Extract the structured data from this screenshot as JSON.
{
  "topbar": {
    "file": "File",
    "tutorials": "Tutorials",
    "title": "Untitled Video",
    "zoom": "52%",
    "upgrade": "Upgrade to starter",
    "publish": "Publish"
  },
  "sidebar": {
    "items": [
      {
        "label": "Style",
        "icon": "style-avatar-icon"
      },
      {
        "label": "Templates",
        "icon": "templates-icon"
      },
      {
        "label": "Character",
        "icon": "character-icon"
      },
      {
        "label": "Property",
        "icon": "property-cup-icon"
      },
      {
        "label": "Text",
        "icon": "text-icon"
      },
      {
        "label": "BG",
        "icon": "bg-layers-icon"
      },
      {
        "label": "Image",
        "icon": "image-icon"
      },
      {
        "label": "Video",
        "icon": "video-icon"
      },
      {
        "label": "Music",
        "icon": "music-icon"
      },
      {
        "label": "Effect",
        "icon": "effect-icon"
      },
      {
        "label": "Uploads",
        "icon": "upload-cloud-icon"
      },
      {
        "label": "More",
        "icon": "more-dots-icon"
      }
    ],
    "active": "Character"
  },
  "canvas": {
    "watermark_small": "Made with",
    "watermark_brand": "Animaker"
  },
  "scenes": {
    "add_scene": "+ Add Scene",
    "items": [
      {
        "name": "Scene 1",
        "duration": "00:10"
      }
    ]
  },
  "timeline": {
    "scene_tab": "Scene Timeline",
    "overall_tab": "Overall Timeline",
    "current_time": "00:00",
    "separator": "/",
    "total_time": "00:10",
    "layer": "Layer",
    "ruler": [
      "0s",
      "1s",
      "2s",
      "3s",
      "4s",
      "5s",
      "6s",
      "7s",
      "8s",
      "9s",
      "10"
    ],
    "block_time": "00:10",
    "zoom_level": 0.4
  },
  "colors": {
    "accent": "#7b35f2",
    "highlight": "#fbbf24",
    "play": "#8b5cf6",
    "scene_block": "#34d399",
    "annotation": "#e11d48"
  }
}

● ● ● ● ●

→ What you should do: Every entry in the listing must be retyped exactly.

→ Written response:
Extract the structured data from this screenshot as JSON.
{
  "topbar": {
    "file": "File",
    "tutorials": "Tutorials",
    "title": "Untitled Video",
    "zoom": "52%",
    "upgrade": "Upgrade to starter",
    "publish": "Publish"
  },
  "sidebar": {
    "items": [
      {
        "label": "Style",
        "icon": "style-avatar-icon"
      },
      {
        "label": "Templates",
        "icon": "templates-icon"
      },
      {
        "label": "Character",
        "icon": "character-icon"
      },
      {
        "label": "Property",
        "icon": "property-cup-icon"
      },
      {
        "label": "Text",
        "icon": "text-icon"
      },
      {
        "label": "BG",
        "icon": "bg-layers-icon"
      },
      {
        "label": "Image",
        "icon": "image-icon"
      },
      {
        "label": "Video",
        "icon": "video-icon"
      },
      {
        "label": "Music",
        "icon": "music-icon"
      },
      {
        "label": "Effect",
        "icon": "effect-icon"
      },
      {
        "label": "Uploads",
        "icon": "upload-cloud-icon"
      },
      {
        "label": "More",
        "icon": "more-dots-icon"
      }
    ],
    "active": "Character"
  },
  "canvas": {
    "watermark_small": "Made with",
    "watermark_brand": "Animaker"
  },
  "scenes": {
    "add_scene": "+ Add Scene",
    "items": [
      {
        "name": "Scene 1",
        "duration": "00:10"
      }
    ]
  },
  "timeline": {
    "scene_tab": "Scene Timeline",
    "overall_tab": "Overall Timeline",
    "current_time": "00:00",
    "separator": "/",
    "total_time": "00:10",
    "layer": "Layer",
    "ruler": [
      "0s",
      "1s",
      "2s",
      "3s",
      "4s",
      "5s",
      "6s",
      "7s",
      "8s",
      "9s",
      "10"
    ],
    "block_time": "00:10",
    "zoom_level": 0.4
  },
  "colors": {
    "accent": "#7b35f2",
    "highlight": "#fbbf24",
    "play": "#8b5cf6",
    "scene_block": "#34d399",
    "annotation": "#e11d48"
  }
}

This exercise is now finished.